### Task data

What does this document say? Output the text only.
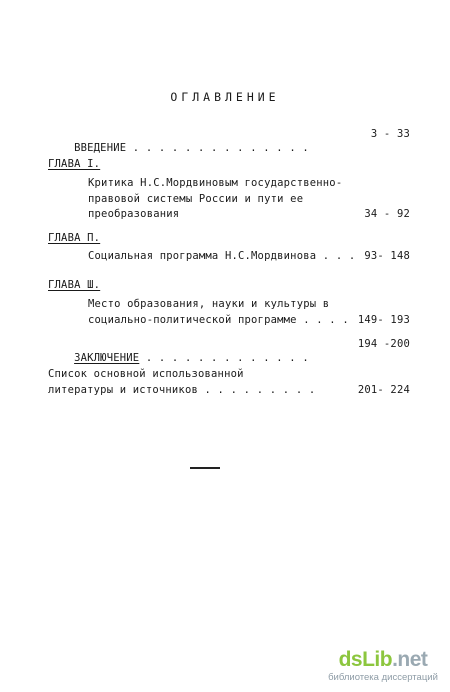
ОГЛАВЛЕНИЕ

ВВЕДЕНИЕ . . . . . . . . . . . . . .

3 - 33
ГЛАВА I.
Критика Н.С.Мордвиновым государственно-
правовой системы России и пути ее
преобразования	34 - 92
ГЛАВА П.
Социальная программа Н.С.Мордвинова . . . 93- 148
ГЛАВА Ш.
Место образования, науки и культуры в
социально-политической программе . . . . 149- 193

ЗАКЛЮЧЕНИЕ . . . . . . . . . . . . .

194 -200
Список основной использованной
литературы и источников . . . . . . . . .	201- 224
dsLib.net
библиотека диссертаций
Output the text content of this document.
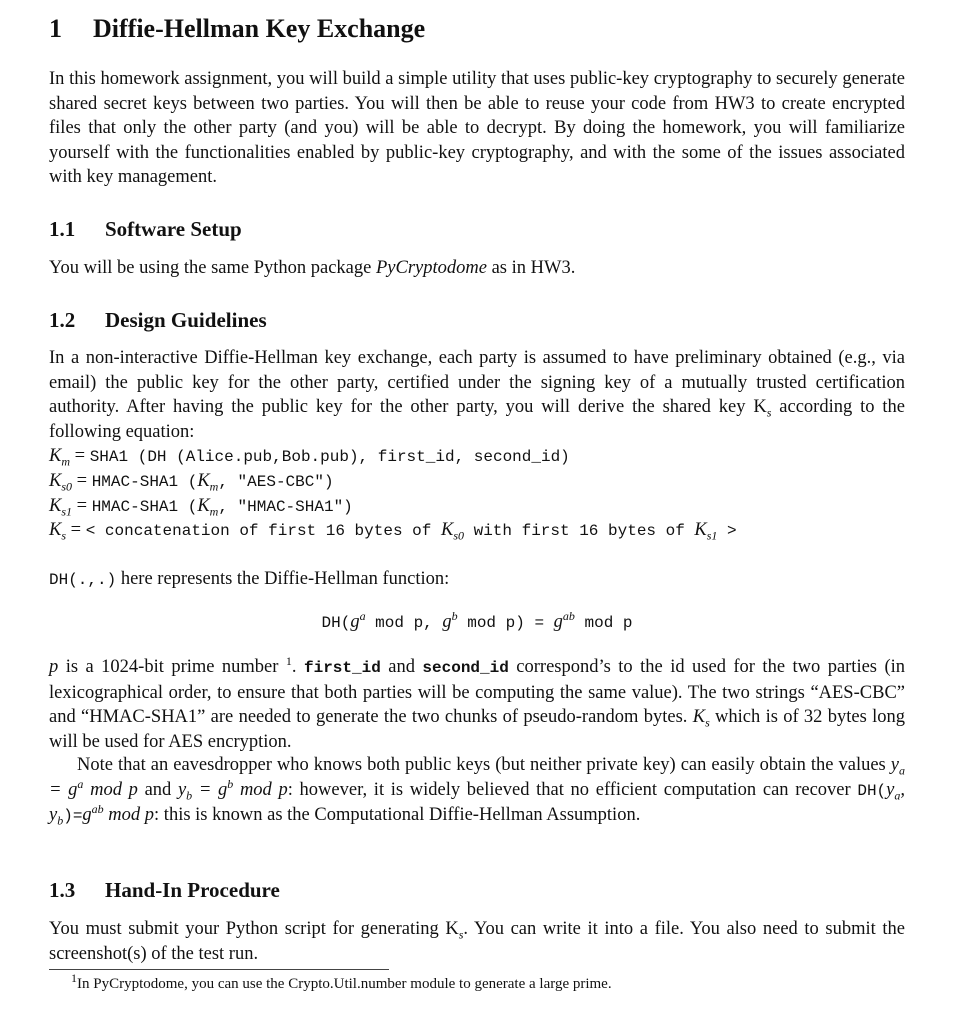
1 Diffie-Hellman Key Exchange

In this homework assignment, you will build a simple utility that uses public-key cryptography to securely generate shared secret keys between two parties. You will then be able to reuse your code from HW3 to create encrypted files that only the other party (and you) will be able to decrypt. By doing the homework, you will familiarize yourself with the functionalities enabled by public-key cryptography, and with the some of the issues associated with key management.

1.1 Software Setup

You will be using the same Python package PyCryptodome as in HW3.

1.2 Design Guidelines

In a non-interactive Diffie-Hellman key exchange, each party is assumed to have preliminary obtained (e.g., via email) the public key for the other party, certified under the signing key of a mutually trusted certification authority. After having the public key for the other party, you will derive the shared key $K_s$ according to the following equation:

$K_m = SHA1$ (DH (Alice.pub,Bob.pub), first_id, second_id)
$K_{s0}$ = HMAC-SHA1 ($K_m$, "AES-CBC")
$K_{s1}$ = HMAC-SHA1 ($K_m$, "HMAC-SHA1")
$K_s$ = < concatenation of first 16 bytes of $K_{s0}$ with first 16 bytes of $K_{s1}$ >
DH(.,.) here represents the Diffie-Hellman function:
$DH(g^a$ mod p, $g^b$ mod $p) = g^{ab}$ mod p

p is a 1024-bit prime number $^1$. first_id and second_id correspond’s to the id used for the two parties (in lexicographical order, to ensure that both parties will be computing the same value). The two strings “AES-CBC” and “HMAC-SHA1” are needed to generate the two chunks of pseudo-random bytes. $K_s$ which is of 32 bytes long will be used for AES encryption.

Note that an eavesdropper who knows both public keys (but neither private key) can easily obtain the values $y_a = g^a$ mod p and $y_b = g^b$ mod p: however, it is widely believed that no efficient computation can recover $DH(y_a$, $y_b)=g^{ab}$ mod p: this is known as the Computational Diffie-Hellman Assumption.

1.3 Hand-In Procedure

You must submit your Python script for generating $K_s$. You can write it into a file. You also need to submit the screenshot(s) of the test run.

$^1$In PyCryptodome, you can use the Crypto.Util.number module to generate a large prime.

######

Exercise task
In the records above, how many lines hold the string "Output"? Reply with only the number.

Solution to this exercise
2